▸ Required work: Extract all lines that hold the string "incur".

**** Recorded information ****

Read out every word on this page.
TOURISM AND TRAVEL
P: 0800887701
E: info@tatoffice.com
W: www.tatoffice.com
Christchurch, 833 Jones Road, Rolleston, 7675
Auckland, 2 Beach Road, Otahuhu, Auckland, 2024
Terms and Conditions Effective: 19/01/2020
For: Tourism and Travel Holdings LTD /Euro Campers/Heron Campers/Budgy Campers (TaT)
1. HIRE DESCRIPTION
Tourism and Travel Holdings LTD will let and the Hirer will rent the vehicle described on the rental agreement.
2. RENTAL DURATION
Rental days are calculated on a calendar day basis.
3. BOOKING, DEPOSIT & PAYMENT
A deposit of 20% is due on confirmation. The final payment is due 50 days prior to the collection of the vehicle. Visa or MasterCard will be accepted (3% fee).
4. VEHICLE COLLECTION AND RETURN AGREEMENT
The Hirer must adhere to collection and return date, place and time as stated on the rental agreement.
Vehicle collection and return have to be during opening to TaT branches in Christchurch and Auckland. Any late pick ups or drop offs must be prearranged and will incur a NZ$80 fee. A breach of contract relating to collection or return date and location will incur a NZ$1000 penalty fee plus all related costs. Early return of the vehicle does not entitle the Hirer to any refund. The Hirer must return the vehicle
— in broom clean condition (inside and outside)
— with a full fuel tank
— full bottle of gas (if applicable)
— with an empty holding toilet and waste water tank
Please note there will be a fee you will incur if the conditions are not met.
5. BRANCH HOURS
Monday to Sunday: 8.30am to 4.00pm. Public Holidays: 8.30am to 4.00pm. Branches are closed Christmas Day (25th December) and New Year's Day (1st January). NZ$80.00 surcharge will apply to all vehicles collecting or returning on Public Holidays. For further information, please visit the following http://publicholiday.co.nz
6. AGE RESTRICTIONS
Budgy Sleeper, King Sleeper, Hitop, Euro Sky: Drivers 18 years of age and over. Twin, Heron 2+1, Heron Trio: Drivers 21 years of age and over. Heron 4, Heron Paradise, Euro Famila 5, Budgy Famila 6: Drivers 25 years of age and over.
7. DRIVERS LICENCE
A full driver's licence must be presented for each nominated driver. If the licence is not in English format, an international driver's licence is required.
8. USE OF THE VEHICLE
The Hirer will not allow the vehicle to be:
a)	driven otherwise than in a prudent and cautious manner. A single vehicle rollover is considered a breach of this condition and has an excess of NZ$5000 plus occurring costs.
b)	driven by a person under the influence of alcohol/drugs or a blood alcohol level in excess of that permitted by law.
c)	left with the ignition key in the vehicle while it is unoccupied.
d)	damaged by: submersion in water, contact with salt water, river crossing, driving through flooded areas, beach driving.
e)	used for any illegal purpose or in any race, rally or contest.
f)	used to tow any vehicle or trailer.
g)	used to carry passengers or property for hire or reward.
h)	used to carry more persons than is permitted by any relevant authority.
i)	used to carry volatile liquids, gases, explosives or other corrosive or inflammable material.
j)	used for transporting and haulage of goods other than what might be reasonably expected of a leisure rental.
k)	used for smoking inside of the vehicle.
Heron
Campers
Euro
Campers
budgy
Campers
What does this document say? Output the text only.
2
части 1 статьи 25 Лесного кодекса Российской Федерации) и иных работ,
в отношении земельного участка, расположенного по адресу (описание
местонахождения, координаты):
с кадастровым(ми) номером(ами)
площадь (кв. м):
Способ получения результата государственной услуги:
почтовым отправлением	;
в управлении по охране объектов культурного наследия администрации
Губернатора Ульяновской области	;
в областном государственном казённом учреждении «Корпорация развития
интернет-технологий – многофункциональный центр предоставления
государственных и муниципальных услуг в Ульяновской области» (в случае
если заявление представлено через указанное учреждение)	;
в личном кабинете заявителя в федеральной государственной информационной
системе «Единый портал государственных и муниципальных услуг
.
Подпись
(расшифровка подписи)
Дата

****

▸ Full response:
Vehicle collection and return have to be during opening to TaT branches in Christchurch and Auckland. Any late pick ups or drop offs must be prearranged and will incur a NZ$80 fee. A breach of contract relating to collection or return date and location will incur a NZ$1000 penalty fee plus all related costs. Early return of the vehicle does not entitle the Hirer to any refund. The Hirer must return the vehicle
Please note there will be a fee you will incur if the conditions are not met.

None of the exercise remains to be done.